--- start Stored rows ---

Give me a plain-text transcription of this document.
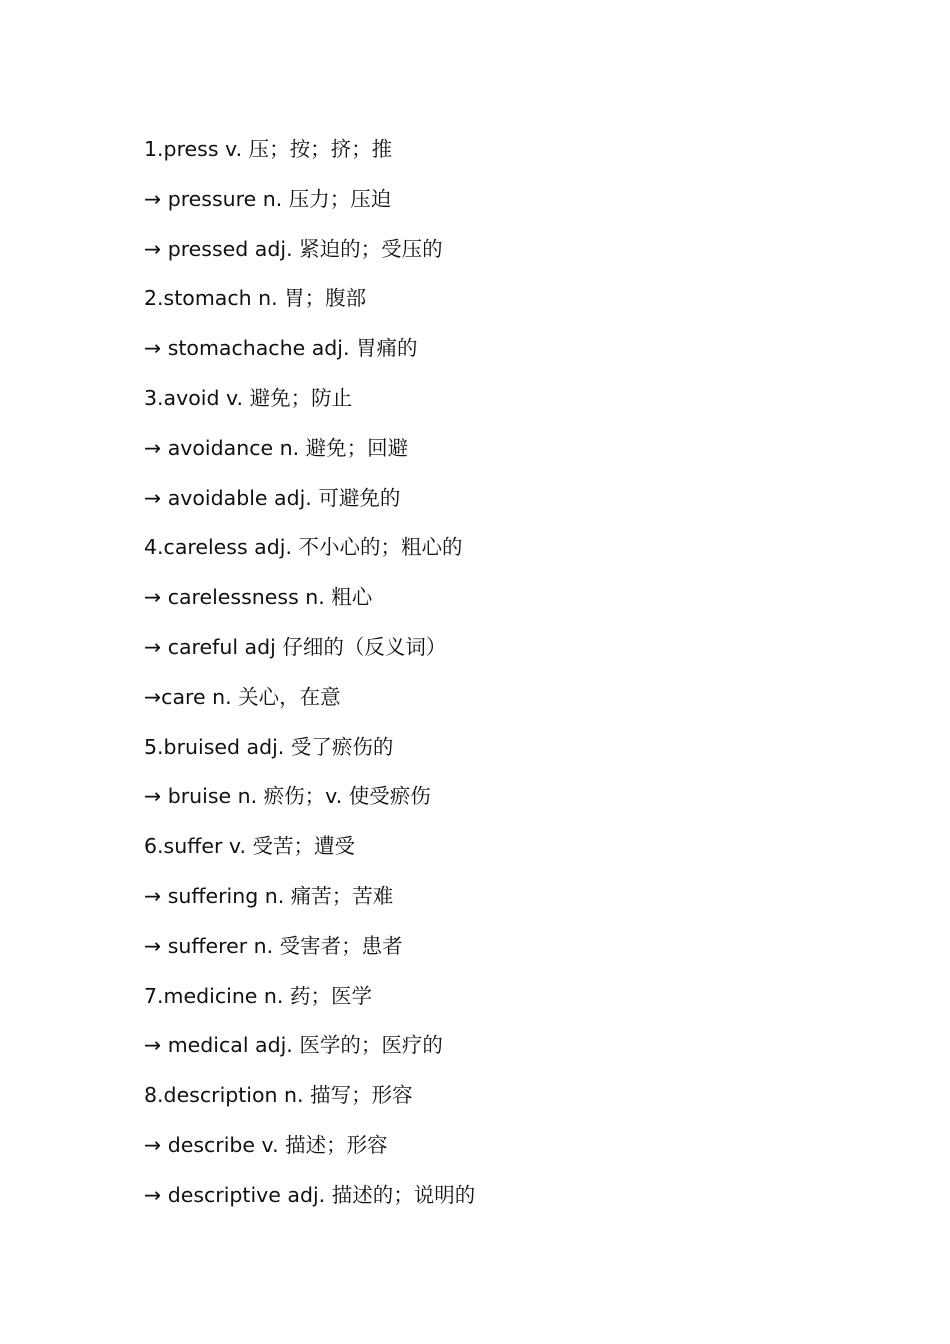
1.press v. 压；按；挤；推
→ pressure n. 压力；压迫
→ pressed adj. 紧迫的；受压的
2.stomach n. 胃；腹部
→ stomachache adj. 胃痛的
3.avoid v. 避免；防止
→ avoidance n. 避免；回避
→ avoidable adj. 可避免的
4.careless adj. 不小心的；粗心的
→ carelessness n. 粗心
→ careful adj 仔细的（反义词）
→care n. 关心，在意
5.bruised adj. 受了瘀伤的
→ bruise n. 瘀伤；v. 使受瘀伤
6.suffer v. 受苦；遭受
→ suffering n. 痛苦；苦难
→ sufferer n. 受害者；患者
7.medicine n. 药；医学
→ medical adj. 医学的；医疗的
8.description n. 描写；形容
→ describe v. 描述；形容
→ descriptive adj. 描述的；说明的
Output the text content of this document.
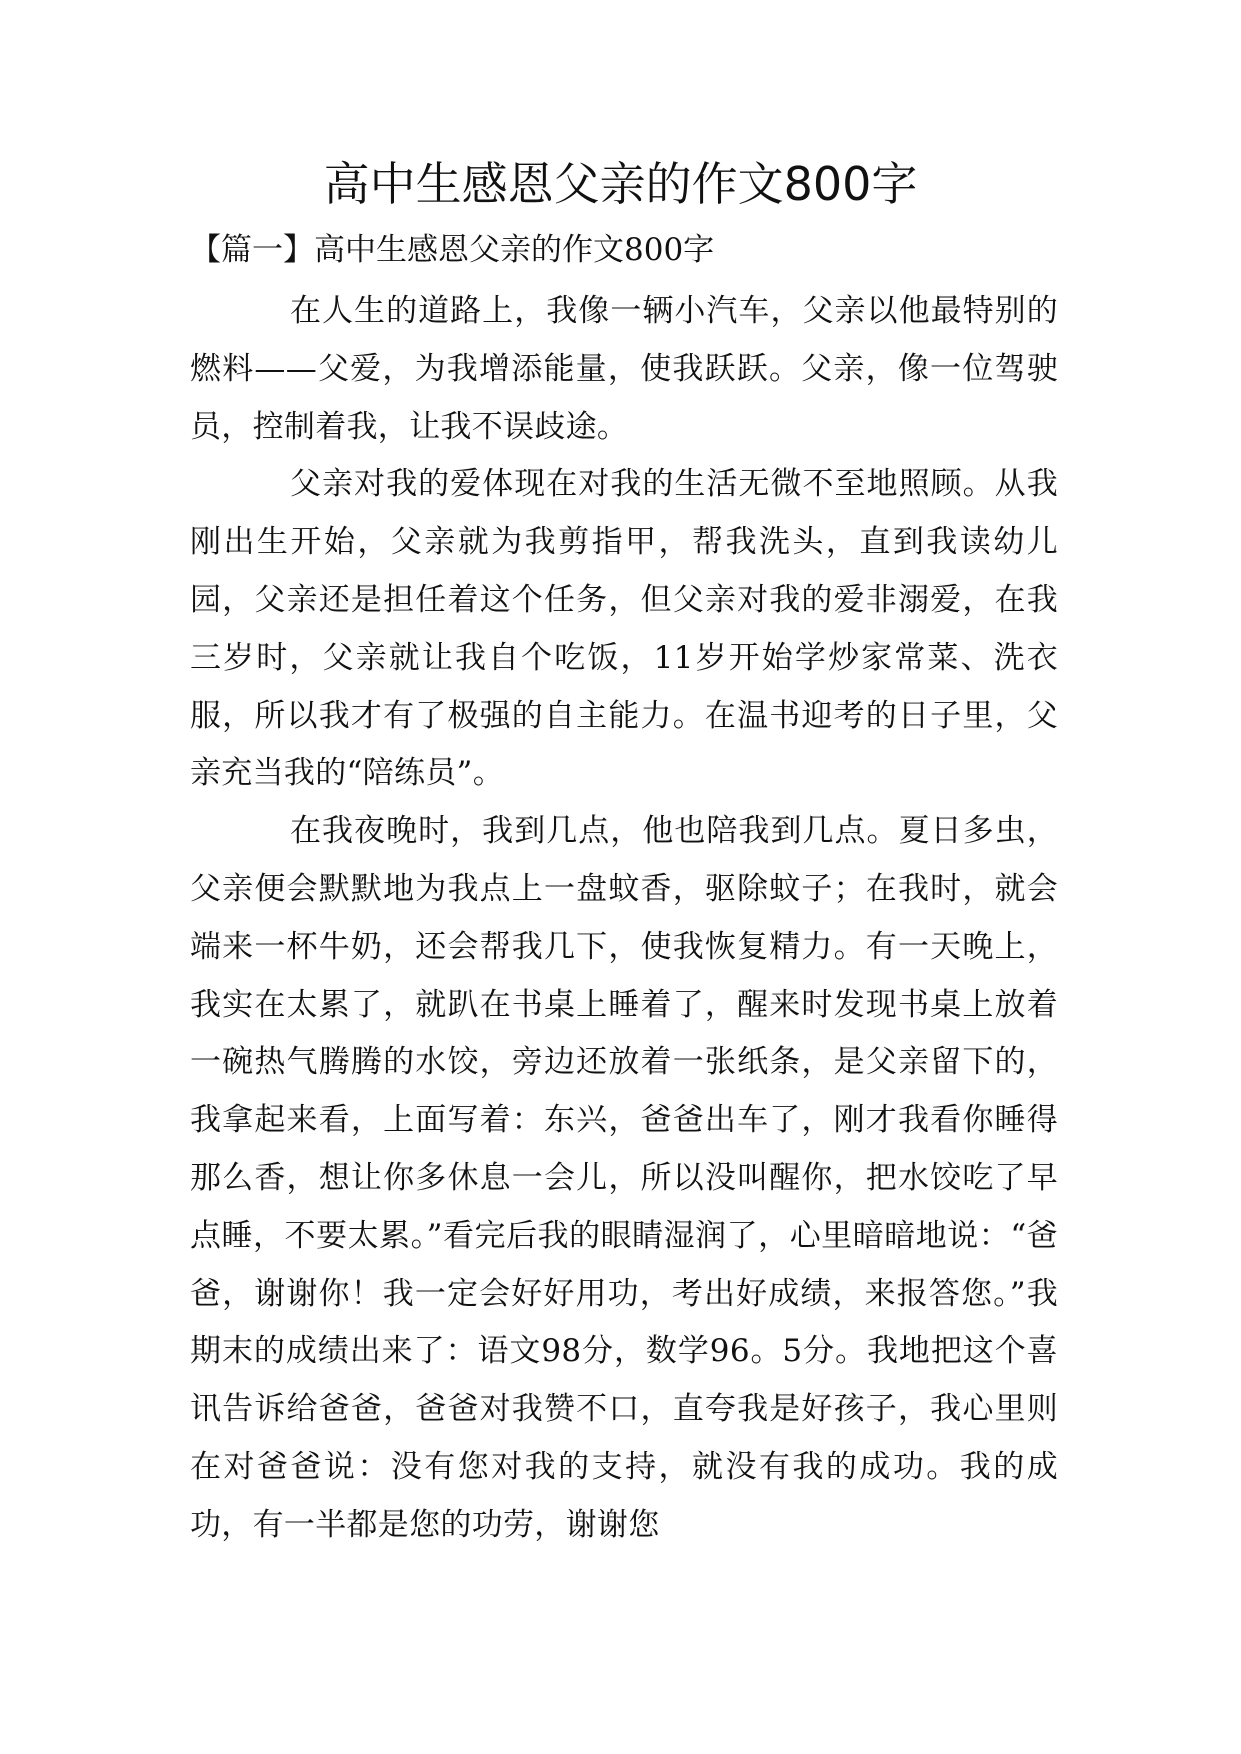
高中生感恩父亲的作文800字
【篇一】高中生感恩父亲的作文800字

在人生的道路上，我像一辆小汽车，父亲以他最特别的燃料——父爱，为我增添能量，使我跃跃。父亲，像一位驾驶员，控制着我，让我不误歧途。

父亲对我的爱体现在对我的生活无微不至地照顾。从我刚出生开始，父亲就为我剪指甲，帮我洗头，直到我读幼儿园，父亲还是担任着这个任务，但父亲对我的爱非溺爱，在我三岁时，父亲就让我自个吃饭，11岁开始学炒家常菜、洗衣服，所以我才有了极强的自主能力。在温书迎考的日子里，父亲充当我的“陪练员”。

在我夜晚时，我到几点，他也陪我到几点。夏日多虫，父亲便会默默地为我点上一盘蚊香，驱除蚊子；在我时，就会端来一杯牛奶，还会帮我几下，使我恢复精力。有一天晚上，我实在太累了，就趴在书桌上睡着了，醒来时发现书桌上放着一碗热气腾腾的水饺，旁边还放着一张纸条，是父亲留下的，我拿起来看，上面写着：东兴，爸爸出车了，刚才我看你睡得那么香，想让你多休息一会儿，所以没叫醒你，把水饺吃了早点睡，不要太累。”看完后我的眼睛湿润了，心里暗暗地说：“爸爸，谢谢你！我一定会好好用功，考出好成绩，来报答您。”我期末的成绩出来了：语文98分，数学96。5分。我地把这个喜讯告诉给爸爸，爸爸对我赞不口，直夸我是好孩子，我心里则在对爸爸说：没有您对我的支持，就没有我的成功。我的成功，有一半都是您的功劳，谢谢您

--- end Stored rows ---

To do » Set the data above down again exactly as given, with no pictures.

Final result »
Give me a plain-text transcription of this document.
1.press v. 压；按；挤；推
→ pressure n. 压力；压迫
→ pressed adj. 紧迫的；受压的
2.stomach n. 胃；腹部
→ stomachache adj. 胃痛的
3.avoid v. 避免；防止
→ avoidance n. 避免；回避
→ avoidable adj. 可避免的
4.careless adj. 不小心的；粗心的
→ carelessness n. 粗心
→ careful adj 仔细的（反义词）
→care n. 关心，在意
5.bruised adj. 受了瘀伤的
→ bruise n. 瘀伤；v. 使受瘀伤
6.suffer v. 受苦；遭受
→ suffering n. 痛苦；苦难
→ sufferer n. 受害者；患者
7.medicine n. 药；医学
→ medical adj. 医学的；医疗的
8.description n. 描写；形容
→ describe v. 描述；形容
→ descriptive adj. 描述的；说明的
Output the text content of this document.
高中生感恩父亲的作文800字
【篇一】高中生感恩父亲的作文800字

在人生的道路上，我像一辆小汽车，父亲以他最特别的燃料——父爱，为我增添能量，使我跃跃。父亲，像一位驾驶员，控制着我，让我不误歧途。

父亲对我的爱体现在对我的生活无微不至地照顾。从我刚出生开始，父亲就为我剪指甲，帮我洗头，直到我读幼儿园，父亲还是担任着这个任务，但父亲对我的爱非溺爱，在我三岁时，父亲就让我自个吃饭，11岁开始学炒家常菜、洗衣服，所以我才有了极强的自主能力。在温书迎考的日子里，父亲充当我的“陪练员”。

在我夜晚时，我到几点，他也陪我到几点。夏日多虫，父亲便会默默地为我点上一盘蚊香，驱除蚊子；在我时，就会端来一杯牛奶，还会帮我几下，使我恢复精力。有一天晚上，我实在太累了，就趴在书桌上睡着了，醒来时发现书桌上放着一碗热气腾腾的水饺，旁边还放着一张纸条，是父亲留下的，我拿起来看，上面写着：东兴，爸爸出车了，刚才我看你睡得那么香，想让你多休息一会儿，所以没叫醒你，把水饺吃了早点睡，不要太累。”看完后我的眼睛湿润了，心里暗暗地说：“爸爸，谢谢你！我一定会好好用功，考出好成绩，来报答您。”我期末的成绩出来了：语文98分，数学96。5分。我地把这个喜讯告诉给爸爸，爸爸对我赞不口，直夸我是好孩子，我心里则在对爸爸说：没有您对我的支持，就没有我的成功。我的成功，有一半都是您的功劳，谢谢您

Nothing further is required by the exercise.